• [EXCERPTED RECORDS]:
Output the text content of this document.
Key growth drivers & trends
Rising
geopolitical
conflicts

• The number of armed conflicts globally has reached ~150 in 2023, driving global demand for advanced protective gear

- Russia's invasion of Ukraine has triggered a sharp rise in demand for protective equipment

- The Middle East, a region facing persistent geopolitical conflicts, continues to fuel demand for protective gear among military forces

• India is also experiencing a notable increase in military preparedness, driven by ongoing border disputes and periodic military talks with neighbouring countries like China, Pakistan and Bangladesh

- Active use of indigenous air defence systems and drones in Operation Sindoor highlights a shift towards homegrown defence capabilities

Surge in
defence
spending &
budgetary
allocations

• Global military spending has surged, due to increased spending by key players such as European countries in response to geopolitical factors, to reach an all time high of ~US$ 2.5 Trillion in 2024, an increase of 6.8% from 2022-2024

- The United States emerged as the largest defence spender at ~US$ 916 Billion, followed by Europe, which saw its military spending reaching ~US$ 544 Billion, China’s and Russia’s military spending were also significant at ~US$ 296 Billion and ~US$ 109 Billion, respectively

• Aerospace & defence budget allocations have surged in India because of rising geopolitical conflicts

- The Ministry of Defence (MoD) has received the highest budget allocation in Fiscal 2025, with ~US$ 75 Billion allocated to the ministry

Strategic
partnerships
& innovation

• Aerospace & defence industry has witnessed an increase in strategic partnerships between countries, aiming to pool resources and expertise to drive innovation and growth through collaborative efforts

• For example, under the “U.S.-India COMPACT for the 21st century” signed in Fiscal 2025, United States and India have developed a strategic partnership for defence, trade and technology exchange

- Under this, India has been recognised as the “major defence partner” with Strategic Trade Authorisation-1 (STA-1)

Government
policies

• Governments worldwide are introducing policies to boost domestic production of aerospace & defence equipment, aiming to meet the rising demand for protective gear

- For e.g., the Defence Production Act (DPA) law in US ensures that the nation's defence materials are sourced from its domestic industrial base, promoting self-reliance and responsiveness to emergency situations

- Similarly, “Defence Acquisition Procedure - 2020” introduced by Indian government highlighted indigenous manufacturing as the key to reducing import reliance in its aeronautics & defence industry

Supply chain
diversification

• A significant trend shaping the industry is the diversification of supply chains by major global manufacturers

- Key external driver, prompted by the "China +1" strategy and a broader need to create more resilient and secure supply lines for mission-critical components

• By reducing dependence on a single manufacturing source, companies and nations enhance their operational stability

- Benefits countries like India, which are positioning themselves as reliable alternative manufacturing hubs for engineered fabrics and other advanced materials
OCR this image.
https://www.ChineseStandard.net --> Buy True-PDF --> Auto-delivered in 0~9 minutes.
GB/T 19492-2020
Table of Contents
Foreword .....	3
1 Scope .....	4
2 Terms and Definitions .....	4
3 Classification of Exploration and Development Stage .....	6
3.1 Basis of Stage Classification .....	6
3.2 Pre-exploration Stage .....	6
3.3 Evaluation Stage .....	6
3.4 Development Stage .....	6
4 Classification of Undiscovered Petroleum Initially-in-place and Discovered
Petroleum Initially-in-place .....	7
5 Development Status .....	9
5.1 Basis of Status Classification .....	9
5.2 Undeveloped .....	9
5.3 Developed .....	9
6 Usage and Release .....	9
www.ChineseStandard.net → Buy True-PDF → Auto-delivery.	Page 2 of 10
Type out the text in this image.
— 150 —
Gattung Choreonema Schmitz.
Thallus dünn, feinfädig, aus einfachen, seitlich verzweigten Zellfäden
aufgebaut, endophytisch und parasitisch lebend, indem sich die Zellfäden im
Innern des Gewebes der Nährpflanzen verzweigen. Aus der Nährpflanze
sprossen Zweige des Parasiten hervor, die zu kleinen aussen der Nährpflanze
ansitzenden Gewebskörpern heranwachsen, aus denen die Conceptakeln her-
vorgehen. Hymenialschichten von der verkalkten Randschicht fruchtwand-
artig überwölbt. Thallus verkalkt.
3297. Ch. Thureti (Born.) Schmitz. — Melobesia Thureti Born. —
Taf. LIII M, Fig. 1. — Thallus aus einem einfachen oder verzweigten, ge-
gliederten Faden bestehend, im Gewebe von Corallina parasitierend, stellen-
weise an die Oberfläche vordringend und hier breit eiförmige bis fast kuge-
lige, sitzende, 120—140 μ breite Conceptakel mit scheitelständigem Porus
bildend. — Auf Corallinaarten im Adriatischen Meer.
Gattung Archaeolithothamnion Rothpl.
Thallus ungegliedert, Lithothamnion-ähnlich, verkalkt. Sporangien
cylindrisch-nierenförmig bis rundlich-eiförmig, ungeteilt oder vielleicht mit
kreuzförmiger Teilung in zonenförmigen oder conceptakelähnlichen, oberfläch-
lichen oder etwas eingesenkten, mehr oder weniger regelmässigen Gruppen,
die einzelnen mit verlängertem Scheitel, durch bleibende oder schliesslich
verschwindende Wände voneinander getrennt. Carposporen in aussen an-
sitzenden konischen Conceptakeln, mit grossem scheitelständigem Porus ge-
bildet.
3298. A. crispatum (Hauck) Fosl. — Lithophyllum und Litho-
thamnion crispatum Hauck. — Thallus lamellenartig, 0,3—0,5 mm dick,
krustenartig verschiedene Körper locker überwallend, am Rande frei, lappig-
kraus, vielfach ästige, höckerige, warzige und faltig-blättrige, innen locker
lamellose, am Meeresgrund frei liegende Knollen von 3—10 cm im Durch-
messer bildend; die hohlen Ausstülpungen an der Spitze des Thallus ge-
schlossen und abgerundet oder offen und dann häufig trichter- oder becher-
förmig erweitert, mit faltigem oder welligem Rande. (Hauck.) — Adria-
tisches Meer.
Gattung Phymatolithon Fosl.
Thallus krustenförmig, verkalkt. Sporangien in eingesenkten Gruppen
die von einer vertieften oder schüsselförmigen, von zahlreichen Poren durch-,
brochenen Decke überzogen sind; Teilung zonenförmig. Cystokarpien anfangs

• [SET TASK]:
Above are the records. Copy every line in them holding "from".

• [TASK RESPONSE]:
• Global military spending has surged, due to increased spending by key players such as European countries in response to geopolitical factors, to reach an all time high of ~US$ 2.5 Trillion in 2024, an increase of 6.8% from 2022-2024
- For e.g., the Defence Production Act (DPA) law in US ensures that the nation's defence materials are sourced from its domestic industrial base, promoting self-reliance and responsiveness to emergency situations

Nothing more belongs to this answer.